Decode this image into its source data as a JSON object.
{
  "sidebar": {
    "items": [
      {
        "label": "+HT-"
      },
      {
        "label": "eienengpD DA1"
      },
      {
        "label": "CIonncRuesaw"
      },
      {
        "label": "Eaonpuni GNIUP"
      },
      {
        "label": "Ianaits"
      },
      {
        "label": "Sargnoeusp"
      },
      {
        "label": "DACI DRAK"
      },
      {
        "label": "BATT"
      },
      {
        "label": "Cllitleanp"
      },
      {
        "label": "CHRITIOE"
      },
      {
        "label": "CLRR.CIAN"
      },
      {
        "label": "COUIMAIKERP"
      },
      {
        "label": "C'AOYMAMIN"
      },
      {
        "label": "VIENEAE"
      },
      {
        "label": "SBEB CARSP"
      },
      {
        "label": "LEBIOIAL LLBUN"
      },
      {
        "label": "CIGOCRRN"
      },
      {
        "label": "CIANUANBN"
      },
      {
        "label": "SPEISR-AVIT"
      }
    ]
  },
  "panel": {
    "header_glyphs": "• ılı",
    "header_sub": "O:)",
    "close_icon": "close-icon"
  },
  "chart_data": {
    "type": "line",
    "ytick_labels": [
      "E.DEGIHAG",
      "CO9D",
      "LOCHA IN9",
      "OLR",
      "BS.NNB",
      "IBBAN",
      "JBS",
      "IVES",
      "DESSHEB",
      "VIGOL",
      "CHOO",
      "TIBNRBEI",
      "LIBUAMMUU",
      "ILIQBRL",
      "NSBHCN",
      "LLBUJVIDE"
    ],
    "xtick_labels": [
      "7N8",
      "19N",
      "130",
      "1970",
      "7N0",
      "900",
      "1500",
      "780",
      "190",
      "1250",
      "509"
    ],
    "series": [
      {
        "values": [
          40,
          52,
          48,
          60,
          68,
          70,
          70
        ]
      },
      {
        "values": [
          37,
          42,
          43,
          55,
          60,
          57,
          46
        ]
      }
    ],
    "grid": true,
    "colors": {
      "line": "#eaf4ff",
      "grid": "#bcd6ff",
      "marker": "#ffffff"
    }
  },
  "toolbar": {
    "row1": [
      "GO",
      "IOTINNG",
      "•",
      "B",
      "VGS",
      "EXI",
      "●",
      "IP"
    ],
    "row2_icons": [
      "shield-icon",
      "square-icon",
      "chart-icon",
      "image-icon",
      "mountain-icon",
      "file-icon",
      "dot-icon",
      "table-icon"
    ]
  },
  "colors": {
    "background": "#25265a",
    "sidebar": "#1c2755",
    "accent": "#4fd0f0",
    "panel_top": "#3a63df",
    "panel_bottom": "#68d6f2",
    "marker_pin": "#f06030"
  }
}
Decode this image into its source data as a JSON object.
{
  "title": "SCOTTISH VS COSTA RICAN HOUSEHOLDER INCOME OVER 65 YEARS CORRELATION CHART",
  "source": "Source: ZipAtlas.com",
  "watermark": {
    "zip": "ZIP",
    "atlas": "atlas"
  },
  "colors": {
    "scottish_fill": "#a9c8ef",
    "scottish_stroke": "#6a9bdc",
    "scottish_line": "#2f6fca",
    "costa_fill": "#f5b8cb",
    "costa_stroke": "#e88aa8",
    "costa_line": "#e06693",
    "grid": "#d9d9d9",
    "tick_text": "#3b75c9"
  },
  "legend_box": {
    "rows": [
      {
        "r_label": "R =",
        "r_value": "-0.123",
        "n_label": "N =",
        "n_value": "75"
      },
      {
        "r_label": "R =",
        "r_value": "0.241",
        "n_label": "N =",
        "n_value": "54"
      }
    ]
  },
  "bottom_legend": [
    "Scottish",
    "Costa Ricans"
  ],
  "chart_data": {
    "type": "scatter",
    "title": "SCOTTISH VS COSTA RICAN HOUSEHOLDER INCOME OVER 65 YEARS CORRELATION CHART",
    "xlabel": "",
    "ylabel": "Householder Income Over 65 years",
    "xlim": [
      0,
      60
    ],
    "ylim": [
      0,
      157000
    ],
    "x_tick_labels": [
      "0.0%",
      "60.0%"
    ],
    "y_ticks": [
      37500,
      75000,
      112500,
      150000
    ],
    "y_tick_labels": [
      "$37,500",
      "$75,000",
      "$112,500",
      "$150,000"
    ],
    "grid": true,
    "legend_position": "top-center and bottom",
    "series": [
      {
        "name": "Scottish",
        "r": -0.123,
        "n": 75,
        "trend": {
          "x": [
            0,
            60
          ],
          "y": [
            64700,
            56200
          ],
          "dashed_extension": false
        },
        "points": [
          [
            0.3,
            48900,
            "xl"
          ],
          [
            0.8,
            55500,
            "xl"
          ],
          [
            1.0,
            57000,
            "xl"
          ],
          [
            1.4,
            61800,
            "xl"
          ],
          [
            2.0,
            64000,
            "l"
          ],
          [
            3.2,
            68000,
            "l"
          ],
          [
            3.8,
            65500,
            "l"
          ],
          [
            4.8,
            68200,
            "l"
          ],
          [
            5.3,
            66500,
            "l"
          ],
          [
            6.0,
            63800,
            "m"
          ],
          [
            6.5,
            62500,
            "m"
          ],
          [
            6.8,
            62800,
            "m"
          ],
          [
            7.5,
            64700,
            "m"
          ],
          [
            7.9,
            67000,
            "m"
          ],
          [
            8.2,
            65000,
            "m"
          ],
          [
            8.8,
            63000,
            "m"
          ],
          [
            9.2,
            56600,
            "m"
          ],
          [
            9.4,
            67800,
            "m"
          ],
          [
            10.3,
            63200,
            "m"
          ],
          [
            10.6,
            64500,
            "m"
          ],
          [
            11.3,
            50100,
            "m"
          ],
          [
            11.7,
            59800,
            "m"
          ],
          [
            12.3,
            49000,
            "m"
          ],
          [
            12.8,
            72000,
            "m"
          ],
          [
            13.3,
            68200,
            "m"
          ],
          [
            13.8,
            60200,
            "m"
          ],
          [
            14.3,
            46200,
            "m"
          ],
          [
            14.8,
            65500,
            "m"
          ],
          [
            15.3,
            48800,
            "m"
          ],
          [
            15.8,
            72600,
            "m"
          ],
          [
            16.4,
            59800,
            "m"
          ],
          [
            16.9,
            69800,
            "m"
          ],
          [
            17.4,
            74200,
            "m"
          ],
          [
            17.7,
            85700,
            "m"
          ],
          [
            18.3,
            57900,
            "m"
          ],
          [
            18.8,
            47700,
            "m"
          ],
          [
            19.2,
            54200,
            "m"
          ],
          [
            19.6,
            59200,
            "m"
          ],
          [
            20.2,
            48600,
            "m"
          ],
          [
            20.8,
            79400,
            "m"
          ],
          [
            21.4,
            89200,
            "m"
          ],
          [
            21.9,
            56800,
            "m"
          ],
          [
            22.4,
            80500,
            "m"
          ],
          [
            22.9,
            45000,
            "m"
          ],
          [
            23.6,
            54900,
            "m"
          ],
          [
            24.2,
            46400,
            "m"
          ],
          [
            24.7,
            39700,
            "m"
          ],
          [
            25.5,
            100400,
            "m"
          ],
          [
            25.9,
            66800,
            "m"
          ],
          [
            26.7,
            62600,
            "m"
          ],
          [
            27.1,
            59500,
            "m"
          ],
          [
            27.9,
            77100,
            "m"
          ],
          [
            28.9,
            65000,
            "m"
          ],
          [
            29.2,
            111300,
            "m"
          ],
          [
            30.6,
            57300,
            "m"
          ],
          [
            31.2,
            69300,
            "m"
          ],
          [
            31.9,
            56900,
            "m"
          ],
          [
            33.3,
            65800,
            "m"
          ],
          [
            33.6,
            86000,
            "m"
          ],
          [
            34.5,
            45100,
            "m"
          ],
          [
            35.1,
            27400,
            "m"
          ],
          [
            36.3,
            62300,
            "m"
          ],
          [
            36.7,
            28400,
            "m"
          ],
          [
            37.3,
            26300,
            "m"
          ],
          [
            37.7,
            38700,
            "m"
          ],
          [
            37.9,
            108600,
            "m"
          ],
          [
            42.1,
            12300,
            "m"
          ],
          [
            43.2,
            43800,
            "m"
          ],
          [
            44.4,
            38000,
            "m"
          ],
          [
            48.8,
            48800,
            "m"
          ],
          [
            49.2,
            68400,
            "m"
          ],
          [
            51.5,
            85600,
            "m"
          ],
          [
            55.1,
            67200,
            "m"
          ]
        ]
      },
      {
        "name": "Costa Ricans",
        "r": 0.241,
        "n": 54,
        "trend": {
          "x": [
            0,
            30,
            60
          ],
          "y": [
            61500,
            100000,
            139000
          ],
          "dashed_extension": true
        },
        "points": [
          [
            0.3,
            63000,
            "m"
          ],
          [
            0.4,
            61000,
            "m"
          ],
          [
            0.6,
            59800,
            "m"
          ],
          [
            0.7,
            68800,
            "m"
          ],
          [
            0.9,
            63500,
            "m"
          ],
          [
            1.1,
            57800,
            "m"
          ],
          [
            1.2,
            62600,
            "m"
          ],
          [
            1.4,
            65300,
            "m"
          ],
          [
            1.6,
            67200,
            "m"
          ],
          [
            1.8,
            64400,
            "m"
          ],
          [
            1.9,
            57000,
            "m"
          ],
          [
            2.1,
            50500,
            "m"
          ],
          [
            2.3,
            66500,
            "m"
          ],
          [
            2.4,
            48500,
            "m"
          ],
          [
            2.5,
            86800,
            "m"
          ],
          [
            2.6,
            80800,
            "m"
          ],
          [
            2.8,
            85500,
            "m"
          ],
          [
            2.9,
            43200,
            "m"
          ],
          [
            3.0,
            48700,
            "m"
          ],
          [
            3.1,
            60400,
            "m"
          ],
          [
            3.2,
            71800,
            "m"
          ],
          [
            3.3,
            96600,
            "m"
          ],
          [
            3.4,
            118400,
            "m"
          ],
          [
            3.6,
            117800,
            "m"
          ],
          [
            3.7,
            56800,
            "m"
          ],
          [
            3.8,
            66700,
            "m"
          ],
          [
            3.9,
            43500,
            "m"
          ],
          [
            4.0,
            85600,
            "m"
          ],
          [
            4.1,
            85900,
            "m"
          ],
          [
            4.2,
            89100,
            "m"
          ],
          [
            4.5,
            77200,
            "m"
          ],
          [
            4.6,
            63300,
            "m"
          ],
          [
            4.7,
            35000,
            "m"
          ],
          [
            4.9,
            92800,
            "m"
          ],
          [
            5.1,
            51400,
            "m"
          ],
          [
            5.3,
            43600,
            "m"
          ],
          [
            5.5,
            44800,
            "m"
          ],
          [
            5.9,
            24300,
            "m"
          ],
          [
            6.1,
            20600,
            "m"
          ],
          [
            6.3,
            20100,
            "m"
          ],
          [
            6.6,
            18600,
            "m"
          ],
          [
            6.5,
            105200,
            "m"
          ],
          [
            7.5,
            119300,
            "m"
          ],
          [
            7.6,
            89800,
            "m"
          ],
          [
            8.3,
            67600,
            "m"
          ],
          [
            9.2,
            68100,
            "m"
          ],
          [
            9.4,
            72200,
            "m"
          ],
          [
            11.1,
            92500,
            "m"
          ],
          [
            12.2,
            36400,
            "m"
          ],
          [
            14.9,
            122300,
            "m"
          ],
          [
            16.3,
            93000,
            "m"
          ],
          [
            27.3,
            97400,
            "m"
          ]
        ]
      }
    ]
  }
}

┄┄┄┄┄┄┄┄┄┄

> _Request_: Show every line where the string "title" appears.

> _Problem solution_:
  "title": "SCOTTISH VS COSTA RICAN HOUSEHOLDER INCOME OVER 65 YEARS CORRELATION CHART",
    "title": "SCOTTISH VS COSTA RICAN HOUSEHOLDER INCOME OVER 65 YEARS CORRELATION CHART",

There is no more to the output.